* [EXERCISE AIM] Display every line of the material below that contains the string "inlet", matching case exactly.

·····

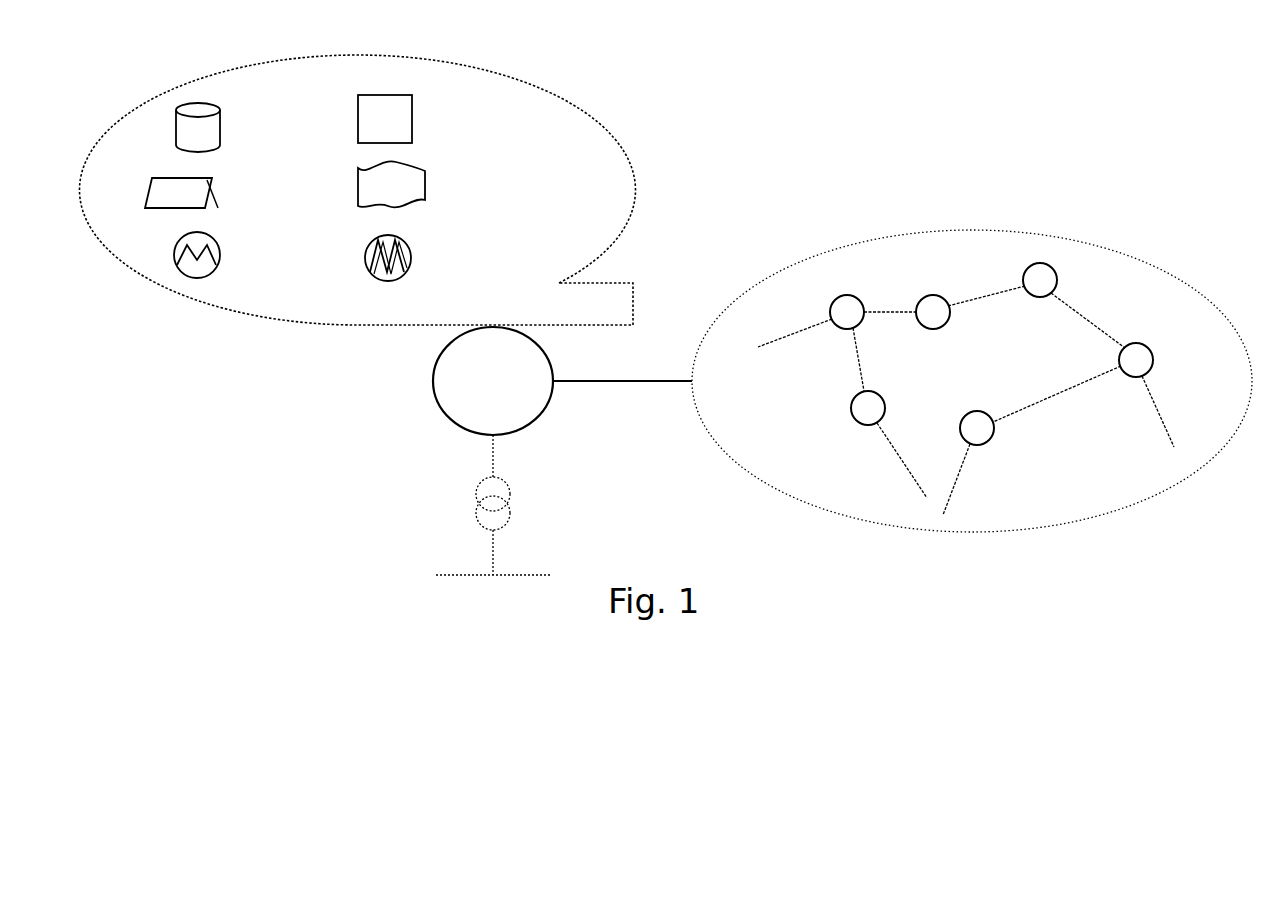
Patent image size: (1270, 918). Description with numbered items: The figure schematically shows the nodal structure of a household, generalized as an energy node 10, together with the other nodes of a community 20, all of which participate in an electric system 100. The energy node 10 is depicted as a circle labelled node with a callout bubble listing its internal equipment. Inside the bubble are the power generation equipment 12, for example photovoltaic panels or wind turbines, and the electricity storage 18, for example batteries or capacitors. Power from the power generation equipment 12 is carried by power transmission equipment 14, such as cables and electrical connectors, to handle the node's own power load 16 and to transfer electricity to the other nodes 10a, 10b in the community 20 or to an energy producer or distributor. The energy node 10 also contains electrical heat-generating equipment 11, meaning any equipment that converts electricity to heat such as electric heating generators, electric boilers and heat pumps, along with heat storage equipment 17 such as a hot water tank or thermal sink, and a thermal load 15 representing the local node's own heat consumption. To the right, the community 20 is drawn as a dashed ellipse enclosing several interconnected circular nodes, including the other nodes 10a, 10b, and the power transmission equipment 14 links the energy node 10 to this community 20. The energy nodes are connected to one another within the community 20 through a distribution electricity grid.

The electric system 100 is at (688, 661).
The energy node 10 is at (163, 90).
The other node 10a is at (992, 445).
The other node 10b is at (1157, 368).
The electrical heat-generating equipment 11 is at (398, 199).
The power generation equipment 12 is at (191, 206).
The power transmission equipment 14 is at (590, 384).
The thermal load 15 is at (430, 301).
The power load 16 is at (234, 299).
The heat storage equipment 17 is at (392, 131).
The electricity storage 18 is at (211, 145).
The community 20 is at (1165, 257).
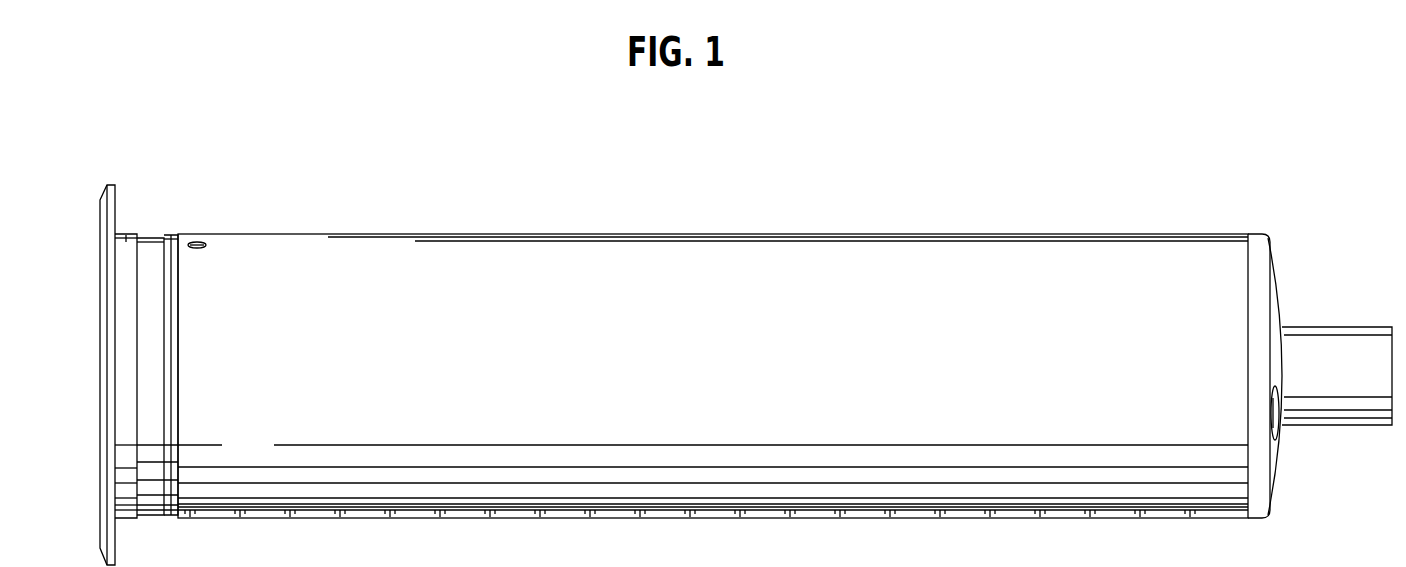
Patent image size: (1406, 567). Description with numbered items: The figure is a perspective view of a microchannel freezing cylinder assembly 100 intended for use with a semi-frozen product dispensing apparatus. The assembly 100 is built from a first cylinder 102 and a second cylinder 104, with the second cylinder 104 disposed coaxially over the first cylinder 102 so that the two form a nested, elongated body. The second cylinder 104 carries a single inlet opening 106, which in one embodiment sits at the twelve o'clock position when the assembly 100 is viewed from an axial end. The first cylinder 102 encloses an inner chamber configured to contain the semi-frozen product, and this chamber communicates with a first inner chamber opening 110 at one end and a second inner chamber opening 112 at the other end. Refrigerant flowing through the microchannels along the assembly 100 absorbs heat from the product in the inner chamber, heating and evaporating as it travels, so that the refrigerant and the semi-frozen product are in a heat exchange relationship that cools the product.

The microchannel freezing cylinder assembly 100 is at (379, 183).
The first cylinder 102 is at (126, 235).
The second cylinder 104 is at (810, 255).
The inlet opening 106 is at (197, 242).
The first inner chamber opening 110 is at (90, 437).
The second inner chamber opening 112 is at (1278, 437).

·····

* [SOLUTION]
Patent image size: (1406, 567). Description with numbered items: The figure is a perspective view of a microchannel freezing cylinder assembly 100 intended for use with a semi-frozen product dispensing apparatus. The assembly 100 is built from a first cylinder 102 and a second cylinder 104, with the second cylinder 104 disposed coaxially over the first cylinder 102 so that the two form a nested, elongated body. The second cylinder 104 carries a single inlet opening 106, which in one embodiment sits at the twelve o'clock position when the assembly 100 is viewed from an axial end. The first cylinder 102 encloses an inner chamber configured to contain the semi-frozen product, and this chamber communicates with a first inner chamber opening 110 at one end and a second inner chamber opening 112 at the other end. Refrigerant flowing through the microchannels along the assembly 100 absorbs heat from the product in the inner chamber, heating and evaporating as it travels, so that the refrigerant and the semi-frozen product are in a heat exchange relationship that cools the product.
The inlet opening 106 is at (197, 242).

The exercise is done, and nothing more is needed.